• _Your goal_
Pick out the lines below that contain the string "liqlik" and copy them all.

===== Stored rows

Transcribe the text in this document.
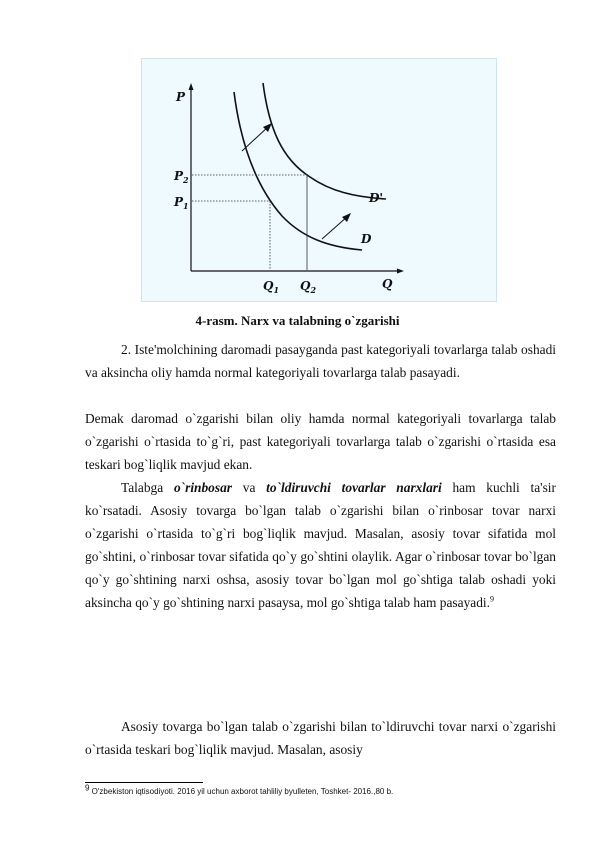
P
$P_2$
$P_1$
$Q_1$ $Q_2$	Q
D'
D
4-rasm. Narx va talabning o`zgarishi

2. Iste'molchining daromadi pasayganda past kategoriyali tovarlarga talab oshadi va aksincha oliy hamda normal kategoriyali tovarlarga talab pasayadi.

Demak daromad o`zgarishi bilan oliy hamda normal kategoriyali tovarlarga talab o`zgarishi o`rtasida to`g`ri, past kategoriyali tovarlarga talab o`zgarishi o`rtasida esa teskari bog`liqlik mavjud ekan.

Talabga o`rinbosar va to`ldiruvchi tovarlar narxlari ham kuchli ta'sir ko`rsatadi. Asosiy tovarga bo`lgan talab o`zgarishi bilan o`rinbosar tovar narxi o`zgarishi o`rtasida to`g`ri bog`liqlik mavjud. Masalan, asosiy tovar sifatida mol go`shtini, o`rinbosar tovar sifatida qo`y go`shtini olaylik. Agar o`rinbosar tovar bo`lgan qo`y go`shtining narxi oshsa, asosiy tovar bo`lgan mol go`shtiga talab oshadi yoki aksincha qo`y go`shtining narxi pasaysa, mol go`shtiga talab ham pasayadi.$^9$

Asosiy tovarga bo`lgan talab o`zgarishi bilan to`ldiruvchi tovar narxi o`zgarishi o`rtasida teskari bog`liqlik mavjud. Masalan, asosiy

$^9$ O'zbekiston iqtisodiyoti. 2016 yil uchun axborot tahliliy byulleten, Toshket- 2016.,80 b.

==========

• _Exercise response_
Demak daromad o`zgarishi bilan oliy hamda normal kategoriyali tovarlarga talab o`zgarishi o`rtasida to`g`ri, past kategoriyali tovarlarga talab o`zgarishi o`rtasida esa teskari bog`liqlik mavjud ekan.
Talabga o`rinbosar va to`ldiruvchi tovarlar narxlari ham kuchli ta'sir ko`rsatadi. Asosiy tovarga bo`lgan talab o`zgarishi bilan o`rinbosar tovar narxi o`zgarishi o`rtasida to`g`ri bog`liqlik mavjud. Masalan, asosiy tovar sifatida mol go`shtini, o`rinbosar tovar sifatida qo`y go`shtini olaylik. Agar o`rinbosar tovar bo`lgan qo`y go`shtining narxi oshsa, asosiy tovar bo`lgan mol go`shtiga talab oshadi yoki aksincha qo`y go`shtining narxi pasaysa, mol go`shtiga talab ham pasayadi.$^9$
Asosiy tovarga bo`lgan talab o`zgarishi bilan to`ldiruvchi tovar narxi o`zgarishi o`rtasida teskari bog`liqlik mavjud. Masalan, asosiy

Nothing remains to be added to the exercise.